INSTRUCTION: Repeat the data below exactly, dropping any pictures it holds.

PROVIDED DATA:
□ □ □ □ □

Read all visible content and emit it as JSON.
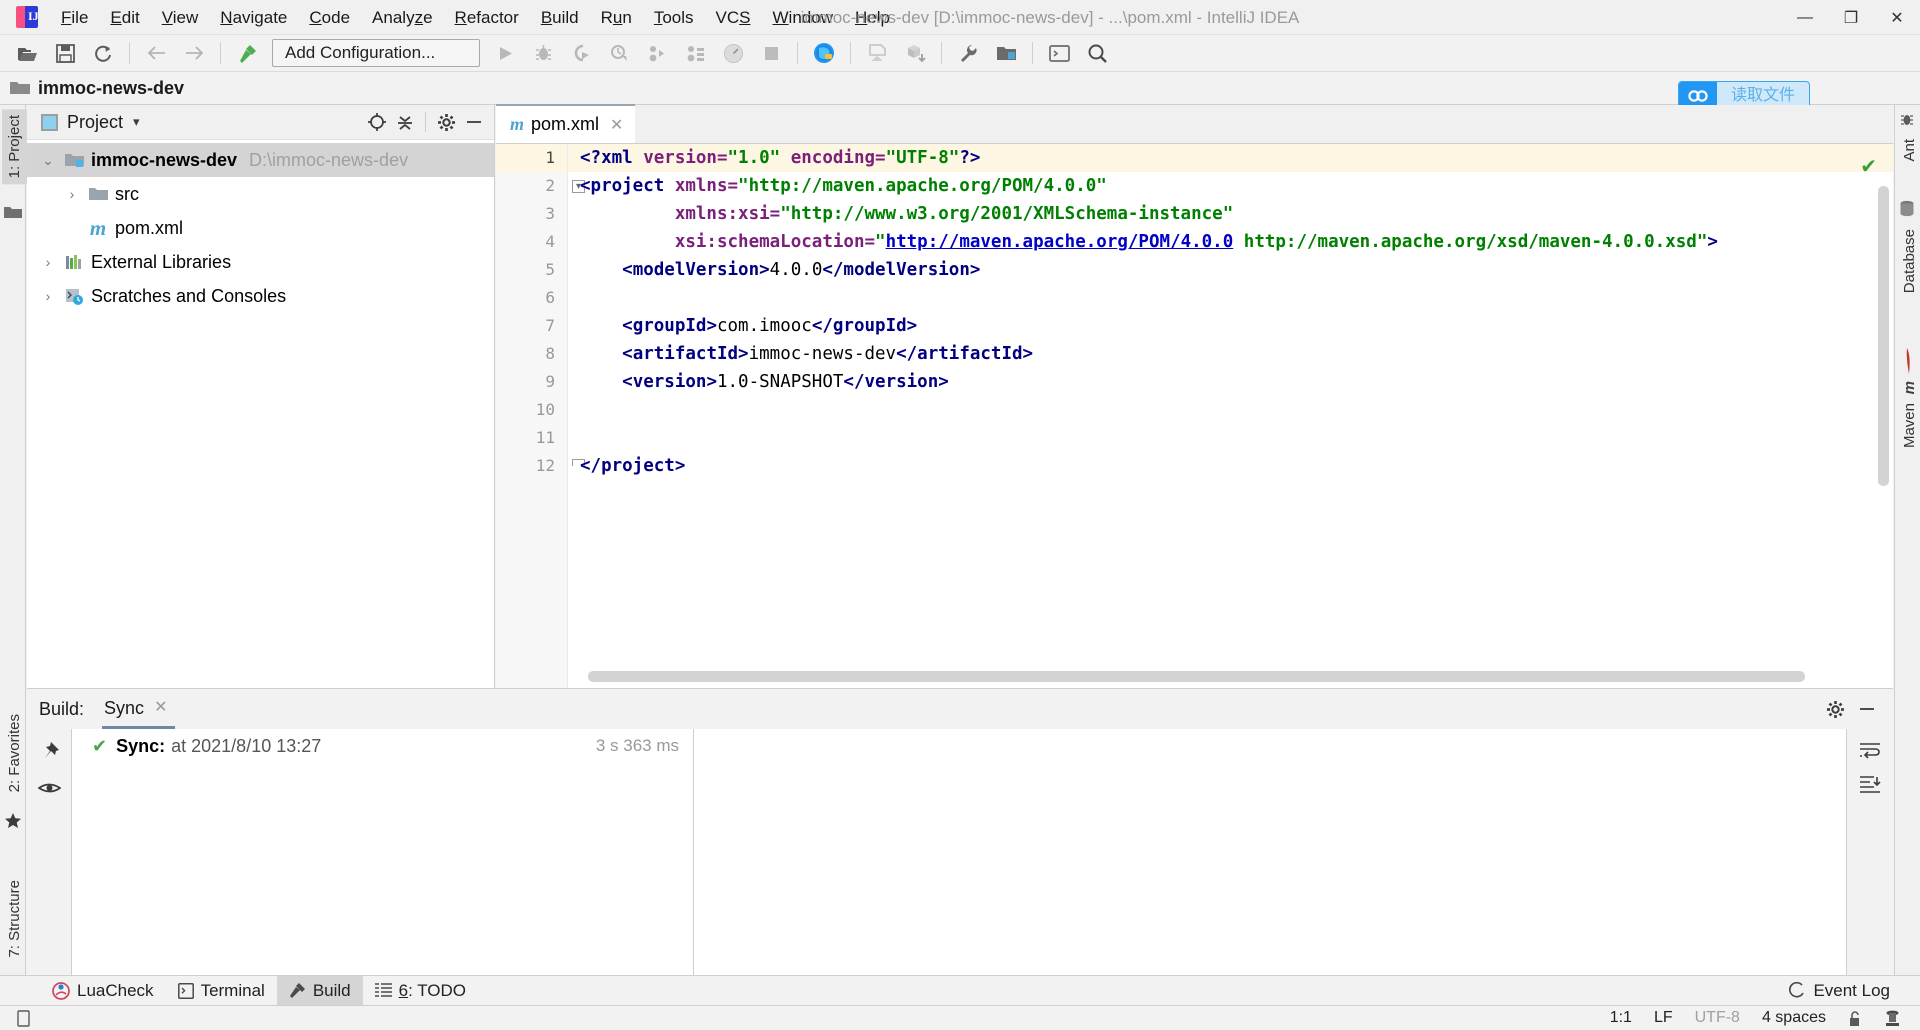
{
  "window": {
    "title": "immoc-news-dev [D:\\immoc-news-dev] - ...\\pom.xml - IntelliJ IDEA",
    "minimize": "—",
    "maximize": "❐",
    "close": "✕"
  },
  "menu": [
    {
      "label": "File",
      "mnemonic": "F"
    },
    {
      "label": "Edit",
      "mnemonic": "E"
    },
    {
      "label": "View",
      "mnemonic": "V"
    },
    {
      "label": "Navigate",
      "mnemonic": "N"
    },
    {
      "label": "Code",
      "mnemonic": "C"
    },
    {
      "label": "Analyze",
      "mnemonic": "z"
    },
    {
      "label": "Refactor",
      "mnemonic": "R"
    },
    {
      "label": "Build",
      "mnemonic": "B"
    },
    {
      "label": "Run",
      "mnemonic": "u"
    },
    {
      "label": "Tools",
      "mnemonic": "T"
    },
    {
      "label": "VCS",
      "mnemonic": "S"
    },
    {
      "label": "Window",
      "mnemonic": "W"
    },
    {
      "label": "Help",
      "mnemonic": "H"
    }
  ],
  "toolbar": {
    "run_configuration": "Add Configuration...",
    "icons": [
      "open-folder-icon",
      "save-all-icon",
      "sync-refresh-icon",
      "back-arrow-icon",
      "forward-arrow-icon",
      "build-hammer-icon",
      "run-icon",
      "debug-icon",
      "run-with-coverage-icon",
      "profile-icon",
      "attach-profiler-icon",
      "run-tests-icon",
      "gauge-icon",
      "stop-icon",
      "update-project-icon",
      "commit-icon",
      "push-icon",
      "settings-wrench-icon",
      "project-structure-icon",
      "terminal-icon",
      "search-everywhere-icon"
    ]
  },
  "navbar": {
    "crumb": "immoc-news-dev"
  },
  "netdisk_widget": {
    "icon": "baidu-netdisk-icon",
    "label": "读取文件"
  },
  "left_strip": {
    "tabs": [
      "1: Project"
    ],
    "icons": [
      "structure-folder-icon"
    ],
    "bottom_tabs": [
      "2: Favorites",
      "7: Structure"
    ]
  },
  "right_strip": {
    "tabs": [
      "Ant",
      "Database",
      "Maven"
    ]
  },
  "project_panel": {
    "title": "Project",
    "dropdown": "▾",
    "buttons": [
      "locate-target-icon",
      "collapse-all-icon",
      "settings-gear-icon",
      "hide-icon"
    ],
    "tree": [
      {
        "label": "immoc-news-dev",
        "path": "D:\\immoc-news-dev",
        "icon": "module-folder-icon",
        "arrow": "⌄",
        "depth": 0,
        "bold": true,
        "selected": true
      },
      {
        "label": "src",
        "path": "",
        "icon": "folder-icon",
        "arrow": "›",
        "depth": 1,
        "bold": false,
        "selected": false
      },
      {
        "label": "pom.xml",
        "path": "",
        "icon": "maven-file-icon",
        "arrow": "",
        "depth": 1,
        "bold": false,
        "selected": false
      },
      {
        "label": "External Libraries",
        "path": "",
        "icon": "libraries-icon",
        "arrow": "›",
        "depth": 0,
        "bold": false,
        "selected": false
      },
      {
        "label": "Scratches and Consoles",
        "path": "",
        "icon": "scratches-icon",
        "arrow": "›",
        "depth": 0,
        "bold": false,
        "selected": false
      }
    ]
  },
  "editor": {
    "tab": {
      "label": "pom.xml",
      "icon": "maven-file-icon",
      "close": "✕"
    },
    "inspection_status": "✔",
    "lines": [
      {
        "n": "1",
        "text": "<?xml version=\"1.0\" encoding=\"UTF-8\"?>"
      },
      {
        "n": "2",
        "text": "<project xmlns=\"http://maven.apache.org/POM/4.0.0\""
      },
      {
        "n": "3",
        "text": "         xmlns:xsi=\"http://www.w3.org/2001/XMLSchema-instance\""
      },
      {
        "n": "4",
        "text": "         xsi:schemaLocation=\"http://maven.apache.org/POM/4.0.0 http://maven.apache.org/xsd/maven-4.0.0.xsd\">"
      },
      {
        "n": "5",
        "text": "    <modelVersion>4.0.0</modelVersion>"
      },
      {
        "n": "6",
        "text": ""
      },
      {
        "n": "7",
        "text": "    <groupId>com.imooc</groupId>"
      },
      {
        "n": "8",
        "text": "    <artifactId>immoc-news-dev</artifactId>"
      },
      {
        "n": "9",
        "text": "    <version>1.0-SNAPSHOT</version>"
      },
      {
        "n": "10",
        "text": ""
      },
      {
        "n": "11",
        "text": ""
      },
      {
        "n": "12",
        "text": "</project>"
      }
    ]
  },
  "build_panel": {
    "label": "Build:",
    "tab": "Sync",
    "tab_close": "✕",
    "header_buttons": [
      "settings-gear-icon",
      "hide-icon"
    ],
    "sidebar_icons": [
      "pin-icon",
      "eye-icon"
    ],
    "right_icons": [
      "soft-wrap-icon",
      "scroll-to-end-icon"
    ],
    "rows": [
      {
        "status": "✔",
        "title": "Sync:",
        "detail": "at 2021/8/10 13:27",
        "duration": "3 s 363 ms"
      }
    ]
  },
  "bottom_bar": {
    "items": [
      {
        "label": "LuaCheck",
        "icon": "luacheck-icon",
        "selected": false,
        "mnemonic": ""
      },
      {
        "label": "Terminal",
        "icon": "terminal-icon",
        "selected": false,
        "mnemonic": ""
      },
      {
        "label": "Build",
        "icon": "build-hammer-icon",
        "selected": true,
        "mnemonic": ""
      },
      {
        "label": "6: TODO",
        "icon": "todo-icon",
        "selected": false,
        "mnemonic": "6"
      }
    ],
    "event_log": {
      "label": "Event Log",
      "icon": "event-log-icon"
    }
  },
  "statusbar": {
    "left_icon": "memory-indicator-icon",
    "caret": "1:1",
    "line_sep": "LF",
    "encoding": "UTF-8",
    "indent": "4 spaces",
    "lock_icon": "unlocked-icon",
    "inspector_icon": "hector-icon"
  }
}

□ □ □ □ □

ANSWER TO THIS EXERCISE:
Read all visible content and emit it as JSON.
{
  "window": {
    "title": "immoc-news-dev [D:\\immoc-news-dev] - ...\\pom.xml - IntelliJ IDEA",
    "minimize": "—",
    "maximize": "❐",
    "close": "✕"
  },
  "menu": [
    {
      "label": "File",
      "mnemonic": "F"
    },
    {
      "label": "Edit",
      "mnemonic": "E"
    },
    {
      "label": "View",
      "mnemonic": "V"
    },
    {
      "label": "Navigate",
      "mnemonic": "N"
    },
    {
      "label": "Code",
      "mnemonic": "C"
    },
    {
      "label": "Analyze",
      "mnemonic": "z"
    },
    {
      "label": "Refactor",
      "mnemonic": "R"
    },
    {
      "label": "Build",
      "mnemonic": "B"
    },
    {
      "label": "Run",
      "mnemonic": "u"
    },
    {
      "label": "Tools",
      "mnemonic": "T"
    },
    {
      "label": "VCS",
      "mnemonic": "S"
    },
    {
      "label": "Window",
      "mnemonic": "W"
    },
    {
      "label": "Help",
      "mnemonic": "H"
    }
  ],
  "toolbar": {
    "run_configuration": "Add Configuration...",
    "icons": [
      "open-folder-icon",
      "save-all-icon",
      "sync-refresh-icon",
      "back-arrow-icon",
      "forward-arrow-icon",
      "build-hammer-icon",
      "run-icon",
      "debug-icon",
      "run-with-coverage-icon",
      "profile-icon",
      "attach-profiler-icon",
      "run-tests-icon",
      "gauge-icon",
      "stop-icon",
      "update-project-icon",
      "commit-icon",
      "push-icon",
      "settings-wrench-icon",
      "project-structure-icon",
      "terminal-icon",
      "search-everywhere-icon"
    ]
  },
  "navbar": {
    "crumb": "immoc-news-dev"
  },
  "netdisk_widget": {
    "icon": "baidu-netdisk-icon",
    "label": "读取文件"
  },
  "left_strip": {
    "tabs": [
      "1: Project"
    ],
    "icons": [
      "structure-folder-icon"
    ],
    "bottom_tabs": [
      "2: Favorites",
      "7: Structure"
    ]
  },
  "right_strip": {
    "tabs": [
      "Ant",
      "Database",
      "Maven"
    ]
  },
  "project_panel": {
    "title": "Project",
    "dropdown": "▾",
    "buttons": [
      "locate-target-icon",
      "collapse-all-icon",
      "settings-gear-icon",
      "hide-icon"
    ],
    "tree": [
      {
        "label": "immoc-news-dev",
        "path": "D:\\immoc-news-dev",
        "icon": "module-folder-icon",
        "arrow": "⌄",
        "depth": 0,
        "bold": true,
        "selected": true
      },
      {
        "label": "src",
        "path": "",
        "icon": "folder-icon",
        "arrow": "›",
        "depth": 1,
        "bold": false,
        "selected": false
      },
      {
        "label": "pom.xml",
        "path": "",
        "icon": "maven-file-icon",
        "arrow": "",
        "depth": 1,
        "bold": false,
        "selected": false
      },
      {
        "label": "External Libraries",
        "path": "",
        "icon": "libraries-icon",
        "arrow": "›",
        "depth": 0,
        "bold": false,
        "selected": false
      },
      {
        "label": "Scratches and Consoles",
        "path": "",
        "icon": "scratches-icon",
        "arrow": "›",
        "depth": 0,
        "bold": false,
        "selected": false
      }
    ]
  },
  "editor": {
    "tab": {
      "label": "pom.xml",
      "icon": "maven-file-icon",
      "close": "✕"
    },
    "inspection_status": "✔",
    "lines": [
      {
        "n": "1",
        "text": "<?xml version=\"1.0\" encoding=\"UTF-8\"?>"
      },
      {
        "n": "2",
        "text": "<project xmlns=\"http://maven.apache.org/POM/4.0.0\""
      },
      {
        "n": "3",
        "text": "         xmlns:xsi=\"http://www.w3.org/2001/XMLSchema-instance\""
      },
      {
        "n": "4",
        "text": "         xsi:schemaLocation=\"http://maven.apache.org/POM/4.0.0 http://maven.apache.org/xsd/maven-4.0.0.xsd\">"
      },
      {
        "n": "5",
        "text": "    <modelVersion>4.0.0</modelVersion>"
      },
      {
        "n": "6",
        "text": ""
      },
      {
        "n": "7",
        "text": "    <groupId>com.imooc</groupId>"
      },
      {
        "n": "8",
        "text": "    <artifactId>immoc-news-dev</artifactId>"
      },
      {
        "n": "9",
        "text": "    <version>1.0-SNAPSHOT</version>"
      },
      {
        "n": "10",
        "text": ""
      },
      {
        "n": "11",
        "text": ""
      },
      {
        "n": "12",
        "text": "</project>"
      }
    ]
  },
  "build_panel": {
    "label": "Build:",
    "tab": "Sync",
    "tab_close": "✕",
    "header_buttons": [
      "settings-gear-icon",
      "hide-icon"
    ],
    "sidebar_icons": [
      "pin-icon",
      "eye-icon"
    ],
    "right_icons": [
      "soft-wrap-icon",
      "scroll-to-end-icon"
    ],
    "rows": [
      {
        "status": "✔",
        "title": "Sync:",
        "detail": "at 2021/8/10 13:27",
        "duration": "3 s 363 ms"
      }
    ]
  },
  "bottom_bar": {
    "items": [
      {
        "label": "LuaCheck",
        "icon": "luacheck-icon",
        "selected": false,
        "mnemonic": ""
      },
      {
        "label": "Terminal",
        "icon": "terminal-icon",
        "selected": false,
        "mnemonic": ""
      },
      {
        "label": "Build",
        "icon": "build-hammer-icon",
        "selected": true,
        "mnemonic": ""
      },
      {
        "label": "6: TODO",
        "icon": "todo-icon",
        "selected": false,
        "mnemonic": "6"
      }
    ],
    "event_log": {
      "label": "Event Log",
      "icon": "event-log-icon"
    }
  },
  "statusbar": {
    "left_icon": "memory-indicator-icon",
    "caret": "1:1",
    "line_sep": "LF",
    "encoding": "UTF-8",
    "indent": "4 spaces",
    "lock_icon": "unlocked-icon",
    "inspector_icon": "hector-icon"
  }
}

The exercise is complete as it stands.